#### MATERIAL TO PROCESS ####

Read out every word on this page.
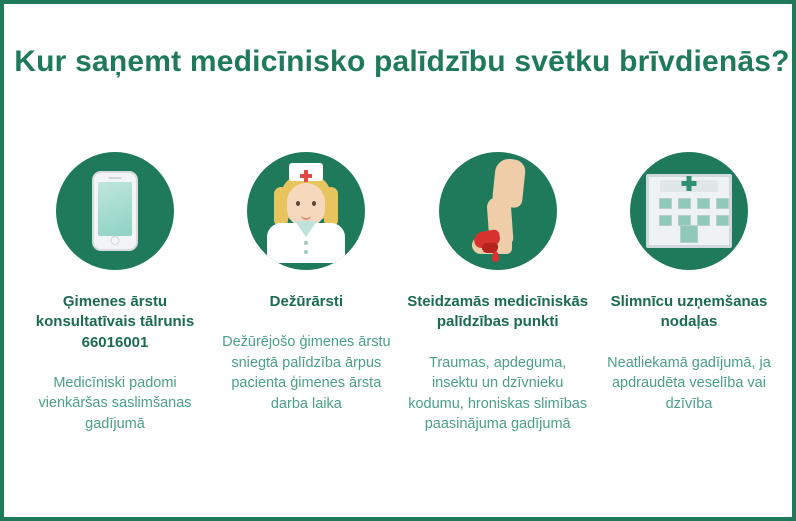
Kur saņemt medicīnisko palīdzību svētku brīvdienās?
Ģimenes ārstu konsultatīvais tālrunis 66016001
Medicīniski padomi vienkāršas saslimšanas gadījumā
Dežūrārsti
Dežūrējošo ģimenes ārstu sniegtā palīdzība ārpus pacienta ģimenes ārsta darba laika
Steidzamās medicīniskās palīdzības punkti
Traumas, apdeguma, insektu un dzīvnieku kodumu, hroniskas slimības paasinājuma gadījumā
Slimnīcu uzņemšanas nodaļas
Neatliekamā gadījumā, ja apdraudēta veselība vai dzīvība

####

SET TASK –
All of the entries need to be transcribed word for word; pictures are left out.

RESULT OF THE EXERCISE –
Read out every word on this page.
Kur saņemt medicīnisko palīdzību svētku brīvdienās?
Ģimenes ārstu konsultatīvais tālrunis 66016001
Medicīniski padomi vienkāršas saslimšanas gadījumā
Dežūrārsti
Dežūrējošo ģimenes ārstu sniegtā palīdzība ārpus pacienta ģimenes ārsta darba laika
Steidzamās medicīniskās palīdzības punkti
Traumas, apdeguma, insektu un dzīvnieku kodumu, hroniskas slimības paasinājuma gadījumā
Slimnīcu uzņemšanas nodaļas
Neatliekamā gadījumā, ja apdraudēta veselība vai dzīvība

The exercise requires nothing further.